● **LISTED ENTRIES**:
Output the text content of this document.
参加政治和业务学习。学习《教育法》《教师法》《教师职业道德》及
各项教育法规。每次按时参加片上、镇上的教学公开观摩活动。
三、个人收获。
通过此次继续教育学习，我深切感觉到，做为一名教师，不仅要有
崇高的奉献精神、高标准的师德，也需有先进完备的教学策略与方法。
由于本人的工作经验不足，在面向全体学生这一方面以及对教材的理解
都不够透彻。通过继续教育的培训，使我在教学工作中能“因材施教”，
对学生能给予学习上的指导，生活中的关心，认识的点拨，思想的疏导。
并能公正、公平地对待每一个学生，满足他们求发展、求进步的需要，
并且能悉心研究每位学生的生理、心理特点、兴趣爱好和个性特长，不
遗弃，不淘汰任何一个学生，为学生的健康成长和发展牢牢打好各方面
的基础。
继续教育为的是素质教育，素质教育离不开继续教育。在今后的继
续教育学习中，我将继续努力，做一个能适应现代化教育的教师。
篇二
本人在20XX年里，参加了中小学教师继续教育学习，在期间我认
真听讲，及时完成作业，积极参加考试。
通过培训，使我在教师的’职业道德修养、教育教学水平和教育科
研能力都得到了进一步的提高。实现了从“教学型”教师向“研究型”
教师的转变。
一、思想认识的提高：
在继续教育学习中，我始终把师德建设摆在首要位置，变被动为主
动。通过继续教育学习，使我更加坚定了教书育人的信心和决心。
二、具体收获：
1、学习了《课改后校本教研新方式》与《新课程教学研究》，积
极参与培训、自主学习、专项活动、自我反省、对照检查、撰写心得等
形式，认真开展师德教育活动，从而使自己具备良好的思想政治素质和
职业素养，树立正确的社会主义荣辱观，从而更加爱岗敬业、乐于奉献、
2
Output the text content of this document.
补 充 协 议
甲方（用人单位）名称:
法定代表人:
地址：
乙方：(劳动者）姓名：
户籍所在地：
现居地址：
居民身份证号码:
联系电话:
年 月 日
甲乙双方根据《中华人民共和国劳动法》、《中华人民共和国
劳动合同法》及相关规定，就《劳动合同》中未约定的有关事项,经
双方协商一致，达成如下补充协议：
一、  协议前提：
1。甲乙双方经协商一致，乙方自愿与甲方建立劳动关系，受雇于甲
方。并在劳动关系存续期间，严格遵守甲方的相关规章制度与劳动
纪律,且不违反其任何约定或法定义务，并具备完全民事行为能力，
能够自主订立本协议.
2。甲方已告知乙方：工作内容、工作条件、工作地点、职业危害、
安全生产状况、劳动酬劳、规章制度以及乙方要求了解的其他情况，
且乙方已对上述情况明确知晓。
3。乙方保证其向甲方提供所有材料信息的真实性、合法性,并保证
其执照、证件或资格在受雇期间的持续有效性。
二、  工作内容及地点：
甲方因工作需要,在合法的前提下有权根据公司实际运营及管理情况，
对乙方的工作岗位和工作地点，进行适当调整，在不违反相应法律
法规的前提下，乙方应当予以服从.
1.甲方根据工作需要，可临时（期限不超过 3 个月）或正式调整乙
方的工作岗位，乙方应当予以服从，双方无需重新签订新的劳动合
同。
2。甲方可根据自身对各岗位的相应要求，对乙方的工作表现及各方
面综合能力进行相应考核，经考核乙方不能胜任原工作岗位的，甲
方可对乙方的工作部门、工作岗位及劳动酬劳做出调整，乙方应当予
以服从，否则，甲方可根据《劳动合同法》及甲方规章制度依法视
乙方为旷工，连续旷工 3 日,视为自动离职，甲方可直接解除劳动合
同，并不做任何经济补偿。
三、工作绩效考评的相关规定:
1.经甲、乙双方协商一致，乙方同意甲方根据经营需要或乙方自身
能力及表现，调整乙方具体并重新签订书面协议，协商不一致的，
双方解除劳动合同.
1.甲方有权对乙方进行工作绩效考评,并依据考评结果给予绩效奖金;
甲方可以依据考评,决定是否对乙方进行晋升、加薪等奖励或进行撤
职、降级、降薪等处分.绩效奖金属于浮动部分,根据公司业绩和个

● **TO DO**: Report all lines of the material that contain the word "劳动合同法".

● **EXERCISE RESPONSE**:
劳动合同法》及相关规定，就《劳动合同》中未约定的有关事项,经
以服从，否则，甲方可根据《劳动合同法》及甲方规章制度依法视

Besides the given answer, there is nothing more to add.